> _Text_
******************************

Meine Idee ist die folgende:

Ich möchte die alte Festplatte abklemmen (und erstmal als Rückfallposition behalten, wenn was schief geht) und eine neue 500 GB Festplatte als Betriebssystem/Programme/Spiele/Festplatte nutzen. Die Filmdateien, die noch recht viel Platz auf einer externen Platte brauchen, die mit USB angeschlossen ist, möchte ich gerne auf eine neue 1,5 TB interne Festplatte umziehen.

Als neues Betriebssystem wollte ich Windows XP nutzen und eventuell auch eine Linux Partition (hat mich schon immer gereizt) einrichten.

1) Macht das in Euren Augen Sinn?

2) Wie würdet Ihr die 500 GB Festplatte partitionieren, wenn dort Windows XP, Linux, Schnittsoftware und andere Programme, Spiele und vielleicht eine Installationspartition (Treiber, Updates) draufkommen sollen?

3) In welcher Reihenfolge würdet Ihr was machen? Erst die neue Festplatte als Slave anschließen und partitionieren (mit welchem Programm), danach die alte raus und die neue rein und mit der Windows CD, die beim Rechner dabei war neu starten? Oder lieber die alte Festplatte raus, die neue rein, Linux von CD booten und dort dann partitionieren. Ich kenne mich im Linux allerdings noch nicht aus. Muss ich dann auch einen Linux Bootmanager einsetzen? Ich hatte gehört, dass der Windows Bootmanager die Linuxpartition ignoriert.

4) Wenn was schiefgeht, kann ich dann einfach wieder meine alte Festplatte einbauen und mein Rechner weiss nichtmal was davon, was ich vorher mit der anderen Festplatte angestellt habe? Läuft dann das Booten von der alten Platte, wenn ich die neue wieder ausgebaut habe, ohne Probleme?

5) Kann ich die alte Festplatte auf Slave jumpern wieder einbauen und das Betriebssystem mit der neuen Festplatte starten und Dinge wie meine Mails in Outlook Express importieren, oder Favoriten importieren?

******************************

> _Eingabedaten_
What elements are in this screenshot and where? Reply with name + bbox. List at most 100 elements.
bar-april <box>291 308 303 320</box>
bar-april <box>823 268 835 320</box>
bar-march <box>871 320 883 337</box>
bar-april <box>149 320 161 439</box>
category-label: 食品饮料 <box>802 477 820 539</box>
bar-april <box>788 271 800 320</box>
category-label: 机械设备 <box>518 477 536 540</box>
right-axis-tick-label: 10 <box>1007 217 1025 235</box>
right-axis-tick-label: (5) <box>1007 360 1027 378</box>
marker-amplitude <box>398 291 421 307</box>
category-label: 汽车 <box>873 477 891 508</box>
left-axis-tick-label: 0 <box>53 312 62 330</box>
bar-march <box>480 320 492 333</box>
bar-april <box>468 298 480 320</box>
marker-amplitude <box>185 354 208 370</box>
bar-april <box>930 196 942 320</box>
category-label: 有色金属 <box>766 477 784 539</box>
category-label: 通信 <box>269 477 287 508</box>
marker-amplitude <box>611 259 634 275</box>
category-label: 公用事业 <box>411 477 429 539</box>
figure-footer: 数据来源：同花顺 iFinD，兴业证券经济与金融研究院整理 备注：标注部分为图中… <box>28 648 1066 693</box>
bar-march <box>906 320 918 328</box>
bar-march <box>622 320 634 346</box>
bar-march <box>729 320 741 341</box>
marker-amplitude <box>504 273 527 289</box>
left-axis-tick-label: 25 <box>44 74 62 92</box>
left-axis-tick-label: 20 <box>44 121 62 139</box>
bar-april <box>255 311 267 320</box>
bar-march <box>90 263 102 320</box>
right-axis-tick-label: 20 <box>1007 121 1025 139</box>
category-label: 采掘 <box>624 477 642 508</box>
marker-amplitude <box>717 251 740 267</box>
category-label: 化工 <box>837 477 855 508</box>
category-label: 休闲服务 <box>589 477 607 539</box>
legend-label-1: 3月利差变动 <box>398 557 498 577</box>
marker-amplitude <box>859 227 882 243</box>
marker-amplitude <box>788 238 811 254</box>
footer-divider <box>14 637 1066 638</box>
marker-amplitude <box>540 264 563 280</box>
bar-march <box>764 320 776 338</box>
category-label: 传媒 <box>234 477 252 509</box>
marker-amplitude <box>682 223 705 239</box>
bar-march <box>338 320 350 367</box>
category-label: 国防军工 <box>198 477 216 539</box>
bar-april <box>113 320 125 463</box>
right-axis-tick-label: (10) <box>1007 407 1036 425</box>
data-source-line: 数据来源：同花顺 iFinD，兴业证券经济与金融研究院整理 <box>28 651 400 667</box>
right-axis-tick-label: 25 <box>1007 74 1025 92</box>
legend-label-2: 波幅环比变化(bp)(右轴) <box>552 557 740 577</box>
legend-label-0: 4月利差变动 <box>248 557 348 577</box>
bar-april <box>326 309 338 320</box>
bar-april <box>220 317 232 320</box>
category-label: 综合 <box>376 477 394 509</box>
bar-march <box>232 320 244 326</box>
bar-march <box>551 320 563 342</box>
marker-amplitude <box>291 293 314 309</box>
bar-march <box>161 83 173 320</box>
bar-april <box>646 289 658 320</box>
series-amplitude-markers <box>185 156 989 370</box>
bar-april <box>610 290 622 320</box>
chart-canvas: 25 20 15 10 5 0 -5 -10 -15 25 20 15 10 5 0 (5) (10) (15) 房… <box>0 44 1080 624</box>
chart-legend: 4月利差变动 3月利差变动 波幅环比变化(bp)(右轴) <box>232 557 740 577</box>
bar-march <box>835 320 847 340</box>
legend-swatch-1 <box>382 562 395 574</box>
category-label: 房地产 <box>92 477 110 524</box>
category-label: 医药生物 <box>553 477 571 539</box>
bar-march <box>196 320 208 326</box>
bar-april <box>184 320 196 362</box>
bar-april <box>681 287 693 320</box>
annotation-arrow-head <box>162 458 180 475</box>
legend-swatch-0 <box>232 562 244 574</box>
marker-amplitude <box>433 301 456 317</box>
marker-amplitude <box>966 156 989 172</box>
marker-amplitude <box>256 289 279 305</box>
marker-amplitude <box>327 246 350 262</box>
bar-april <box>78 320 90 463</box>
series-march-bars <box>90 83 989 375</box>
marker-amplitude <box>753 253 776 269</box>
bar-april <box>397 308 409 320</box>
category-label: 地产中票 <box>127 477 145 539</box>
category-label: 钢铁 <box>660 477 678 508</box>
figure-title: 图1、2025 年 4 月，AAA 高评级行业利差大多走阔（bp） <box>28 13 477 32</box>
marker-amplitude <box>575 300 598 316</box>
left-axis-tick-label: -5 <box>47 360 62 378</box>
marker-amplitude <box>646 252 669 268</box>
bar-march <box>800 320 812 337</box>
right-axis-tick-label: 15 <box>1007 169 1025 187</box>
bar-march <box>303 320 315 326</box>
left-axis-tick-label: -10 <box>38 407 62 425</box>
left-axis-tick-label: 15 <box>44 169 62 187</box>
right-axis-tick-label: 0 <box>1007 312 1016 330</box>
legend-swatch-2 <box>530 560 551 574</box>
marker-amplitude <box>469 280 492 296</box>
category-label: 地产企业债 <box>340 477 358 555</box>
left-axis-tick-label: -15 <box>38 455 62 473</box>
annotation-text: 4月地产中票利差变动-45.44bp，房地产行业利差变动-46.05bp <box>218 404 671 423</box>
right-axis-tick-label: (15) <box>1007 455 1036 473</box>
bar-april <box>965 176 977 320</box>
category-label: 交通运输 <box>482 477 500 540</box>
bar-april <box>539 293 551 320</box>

******************************

> _Aufgabe 1_
Aktualisiere im Text zur Festplattenplanung den Abschnitt von "Ich möchte die" bis "Updates) draufkommen sollen?", indem du "1,5 TB" durch "2 TB" ersetzt, und gib ihn vollständig wieder.
> _Aufgabe 2_
Schreibe die Einträge vom ersten Eintrag an bis einschließlich der Zeile, die "marker-amplitude <box>717 251 740 267</box>" enthält, unverändert ab.
Der Text und die Einträge stehen in keinem Zusammenhang miteinander.

> _Lösung 1_
Ich möchte die alte Festplatte abklemmen (und erstmal als Rückfallposition behalten, wenn was schief geht) und eine neue 500 GB Festplatte als Betriebssystem/Programme/Spiele/Festplatte nutzen. Die Filmdateien, die noch recht viel Platz auf einer externen Platte brauchen, die mit USB angeschlossen ist, möchte ich gerne auf eine neue 2 TB interne Festplatte umziehen.

Als neues Betriebssystem wollte ich Windows XP nutzen und eventuell auch eine Linux Partition (hat mich schon immer gereizt) einrichten.

1) Macht das in Euren Augen Sinn?

2) Wie würdet Ihr die 500 GB Festplatte partitionieren, wenn dort Windows XP, Linux, Schnittsoftware und andere Programme, Spiele und vielleicht eine Installationspartition (Treiber, Updates) draufkommen sollen?

> _Lösung 2_
What elements are in this screenshot and where? Reply with name + bbox. List at most 100 elements.
bar-april <box>291 308 303 320</box>
bar-april <box>823 268 835 320</box>
bar-march <box>871 320 883 337</box>
bar-april <box>149 320 161 439</box>
category-label: 食品饮料 <box>802 477 820 539</box>
bar-april <box>788 271 800 320</box>
category-label: 机械设备 <box>518 477 536 540</box>
right-axis-tick-label: 10 <box>1007 217 1025 235</box>
right-axis-tick-label: (5) <box>1007 360 1027 378</box>
marker-amplitude <box>398 291 421 307</box>
category-label: 汽车 <box>873 477 891 508</box>
left-axis-tick-label: 0 <box>53 312 62 330</box>
bar-march <box>480 320 492 333</box>
bar-april <box>468 298 480 320</box>
marker-amplitude <box>185 354 208 370</box>
bar-april <box>930 196 942 320</box>
category-label: 有色金属 <box>766 477 784 539</box>
category-label: 通信 <box>269 477 287 508</box>
marker-amplitude <box>611 259 634 275</box>
category-label: 公用事业 <box>411 477 429 539</box>
figure-footer: 数据来源：同花顺 iFinD，兴业证券经济与金融研究院整理 备注：标注部分为图中… <box>28 648 1066 693</box>
bar-march <box>906 320 918 328</box>
bar-march <box>622 320 634 346</box>
bar-march <box>729 320 741 341</box>
marker-amplitude <box>504 273 527 289</box>
left-axis-tick-label: 25 <box>44 74 62 92</box>
left-axis-tick-label: 20 <box>44 121 62 139</box>
bar-april <box>255 311 267 320</box>
bar-march <box>90 263 102 320</box>
right-axis-tick-label: 20 <box>1007 121 1025 139</box>
category-label: 采掘 <box>624 477 642 508</box>
marker-amplitude <box>717 251 740 267</box>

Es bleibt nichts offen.